Description of the task: Extract all of the data and reproduce it precisely.

Data entries

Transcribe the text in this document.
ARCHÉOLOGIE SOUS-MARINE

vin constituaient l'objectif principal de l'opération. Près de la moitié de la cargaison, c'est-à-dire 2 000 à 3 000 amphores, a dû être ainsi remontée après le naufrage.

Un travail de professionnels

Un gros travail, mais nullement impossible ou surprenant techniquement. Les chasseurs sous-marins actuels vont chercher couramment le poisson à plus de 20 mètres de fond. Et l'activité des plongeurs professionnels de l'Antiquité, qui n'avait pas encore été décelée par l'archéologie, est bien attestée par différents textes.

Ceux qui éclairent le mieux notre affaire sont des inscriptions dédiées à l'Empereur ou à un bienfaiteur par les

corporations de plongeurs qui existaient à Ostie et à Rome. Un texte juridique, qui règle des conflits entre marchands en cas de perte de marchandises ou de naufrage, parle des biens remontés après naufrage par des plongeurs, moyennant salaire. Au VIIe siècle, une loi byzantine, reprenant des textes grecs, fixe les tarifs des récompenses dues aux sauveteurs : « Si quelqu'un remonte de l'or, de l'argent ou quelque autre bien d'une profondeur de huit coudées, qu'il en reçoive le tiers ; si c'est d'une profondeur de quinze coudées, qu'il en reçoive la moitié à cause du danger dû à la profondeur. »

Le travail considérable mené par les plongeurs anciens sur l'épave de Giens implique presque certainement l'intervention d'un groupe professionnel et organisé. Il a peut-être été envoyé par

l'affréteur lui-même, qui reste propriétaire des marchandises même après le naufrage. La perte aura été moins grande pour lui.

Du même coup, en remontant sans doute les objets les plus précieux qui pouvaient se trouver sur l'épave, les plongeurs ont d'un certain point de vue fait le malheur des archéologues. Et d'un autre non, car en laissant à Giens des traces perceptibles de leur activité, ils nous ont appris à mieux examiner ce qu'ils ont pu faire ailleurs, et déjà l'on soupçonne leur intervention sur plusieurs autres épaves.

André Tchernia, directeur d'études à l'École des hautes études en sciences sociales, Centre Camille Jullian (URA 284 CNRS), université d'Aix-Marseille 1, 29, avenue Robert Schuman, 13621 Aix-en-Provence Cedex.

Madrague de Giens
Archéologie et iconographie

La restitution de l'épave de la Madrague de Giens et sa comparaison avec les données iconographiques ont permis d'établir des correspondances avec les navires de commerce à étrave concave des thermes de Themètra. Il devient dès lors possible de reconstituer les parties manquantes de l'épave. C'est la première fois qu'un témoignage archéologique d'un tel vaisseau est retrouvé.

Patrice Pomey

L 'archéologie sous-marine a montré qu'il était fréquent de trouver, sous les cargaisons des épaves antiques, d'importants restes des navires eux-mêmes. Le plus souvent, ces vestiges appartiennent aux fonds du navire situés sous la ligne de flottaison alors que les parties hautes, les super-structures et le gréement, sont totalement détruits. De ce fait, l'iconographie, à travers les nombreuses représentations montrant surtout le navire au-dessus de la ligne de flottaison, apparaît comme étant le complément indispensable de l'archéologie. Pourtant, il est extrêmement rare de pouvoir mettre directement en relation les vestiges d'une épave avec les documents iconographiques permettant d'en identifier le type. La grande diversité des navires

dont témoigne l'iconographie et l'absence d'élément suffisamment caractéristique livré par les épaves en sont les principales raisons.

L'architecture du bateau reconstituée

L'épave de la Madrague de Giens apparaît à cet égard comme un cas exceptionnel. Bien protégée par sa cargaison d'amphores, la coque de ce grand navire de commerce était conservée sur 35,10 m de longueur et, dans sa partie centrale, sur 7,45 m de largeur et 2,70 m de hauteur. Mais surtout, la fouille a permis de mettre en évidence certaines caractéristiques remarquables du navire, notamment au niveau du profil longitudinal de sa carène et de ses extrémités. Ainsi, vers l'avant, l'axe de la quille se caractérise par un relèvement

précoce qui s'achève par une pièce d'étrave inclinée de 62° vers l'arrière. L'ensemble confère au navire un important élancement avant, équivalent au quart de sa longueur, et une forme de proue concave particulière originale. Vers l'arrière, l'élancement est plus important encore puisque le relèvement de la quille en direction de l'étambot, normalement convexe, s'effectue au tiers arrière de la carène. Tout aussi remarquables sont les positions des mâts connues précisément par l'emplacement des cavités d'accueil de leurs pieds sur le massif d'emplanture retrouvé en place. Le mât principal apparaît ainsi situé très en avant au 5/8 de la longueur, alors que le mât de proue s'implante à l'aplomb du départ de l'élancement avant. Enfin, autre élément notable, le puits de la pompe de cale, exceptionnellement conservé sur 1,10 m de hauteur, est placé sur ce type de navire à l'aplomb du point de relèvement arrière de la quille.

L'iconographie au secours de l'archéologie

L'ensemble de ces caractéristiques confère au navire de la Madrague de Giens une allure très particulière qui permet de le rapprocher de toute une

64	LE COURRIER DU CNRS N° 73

Answer in full:
Transcribe the text in this document.
ARCHÉOLOGIE SOUS-MARINE

vin constituaient l'objectif principal de l'opération. Près de la moitié de la cargaison, c'est-à-dire 2 000 à 3 000 amphores, a dû être ainsi remontée après le naufrage.

Un travail de professionnels

Un gros travail, mais nullement impossible ou surprenant techniquement. Les chasseurs sous-marins actuels vont chercher couramment le poisson à plus de 20 mètres de fond. Et l'activité des plongeurs professionnels de l'Antiquité, qui n'avait pas encore été décelée par l'archéologie, est bien attestée par différents textes.

Ceux qui éclairent le mieux notre affaire sont des inscriptions dédiées à l'Empereur ou à un bienfaiteur par les

corporations de plongeurs qui existaient à Ostie et à Rome. Un texte juridique, qui règle des conflits entre marchands en cas de perte de marchandises ou de naufrage, parle des biens remontés après naufrage par des plongeurs, moyennant salaire. Au VIIe siècle, une loi byzantine, reprenant des textes grecs, fixe les tarifs des récompenses dues aux sauveteurs : « Si quelqu'un remonte de l'or, de l'argent ou quelque autre bien d'une profondeur de huit coudées, qu'il en reçoive le tiers ; si c'est d'une profondeur de quinze coudées, qu'il en reçoive la moitié à cause du danger dû à la profondeur. »

Le travail considérable mené par les plongeurs anciens sur l'épave de Giens implique presque certainement l'intervention d'un groupe professionnel et organisé. Il a peut-être été envoyé par

l'affréteur lui-même, qui reste propriétaire des marchandises même après le naufrage. La perte aura été moins grande pour lui.

Du même coup, en remontant sans doute les objets les plus précieux qui pouvaient se trouver sur l'épave, les plongeurs ont d'un certain point de vue fait le malheur des archéologues. Et d'un autre non, car en laissant à Giens des traces perceptibles de leur activité, ils nous ont appris à mieux examiner ce qu'ils ont pu faire ailleurs, et déjà l'on soupçonne leur intervention sur plusieurs autres épaves.

André Tchernia, directeur d'études à l'École des hautes études en sciences sociales, Centre Camille Jullian (URA 284 CNRS), université d'Aix-Marseille 1, 29, avenue Robert Schuman, 13621 Aix-en-Provence Cedex.

Madrague de Giens
Archéologie et iconographie

La restitution de l'épave de la Madrague de Giens et sa comparaison avec les données iconographiques ont permis d'établir des correspondances avec les navires de commerce à étrave concave des thermes de Themètra. Il devient dès lors possible de reconstituer les parties manquantes de l'épave. C'est la première fois qu'un témoignage archéologique d'un tel vaisseau est retrouvé.

Patrice Pomey

L 'archéologie sous-marine a montré qu'il était fréquent de trouver, sous les cargaisons des épaves antiques, d'importants restes des navires eux-mêmes. Le plus souvent, ces vestiges appartiennent aux fonds du navire situés sous la ligne de flottaison alors que les parties hautes, les super-structures et le gréement, sont totalement détruits. De ce fait, l'iconographie, à travers les nombreuses représentations montrant surtout le navire au-dessus de la ligne de flottaison, apparaît comme étant le complément indispensable de l'archéologie. Pourtant, il est extrêmement rare de pouvoir mettre directement en relation les vestiges d'une épave avec les documents iconographiques permettant d'en identifier le type. La grande diversité des navires

dont témoigne l'iconographie et l'absence d'élément suffisamment caractéristique livré par les épaves en sont les principales raisons.

L'architecture du bateau reconstituée

L'épave de la Madrague de Giens apparaît à cet égard comme un cas exceptionnel. Bien protégée par sa cargaison d'amphores, la coque de ce grand navire de commerce était conservée sur 35,10 m de longueur et, dans sa partie centrale, sur 7,45 m de largeur et 2,70 m de hauteur. Mais surtout, la fouille a permis de mettre en évidence certaines caractéristiques remarquables du navire, notamment au niveau du profil longitudinal de sa carène et de ses extrémités. Ainsi, vers l'avant, l'axe de la quille se caractérise par un relèvement

précoce qui s'achève par une pièce d'étrave inclinée de 62° vers l'arrière. L'ensemble confère au navire un important élancement avant, équivalent au quart de sa longueur, et une forme de proue concave particulière originale. Vers l'arrière, l'élancement est plus important encore puisque le relèvement de la quille en direction de l'étambot, normalement convexe, s'effectue au tiers arrière de la carène. Tout aussi remarquables sont les positions des mâts connues précisément par l'emplacement des cavités d'accueil de leurs pieds sur le massif d'emplanture retrouvé en place. Le mât principal apparaît ainsi situé très en avant au 5/8 de la longueur, alors que le mât de proue s'implante à l'aplomb du départ de l'élancement avant. Enfin, autre élément notable, le puits de la pompe de cale, exceptionnellement conservé sur 1,10 m de hauteur, est placé sur ce type de navire à l'aplomb du point de relèvement arrière de la quille.

L'iconographie au secours de l'archéologie

L'ensemble de ces caractéristiques confère au navire de la Madrague de Giens une allure très particulière qui permet de le rapprocher de toute une

64	LE COURRIER DU CNRS N° 73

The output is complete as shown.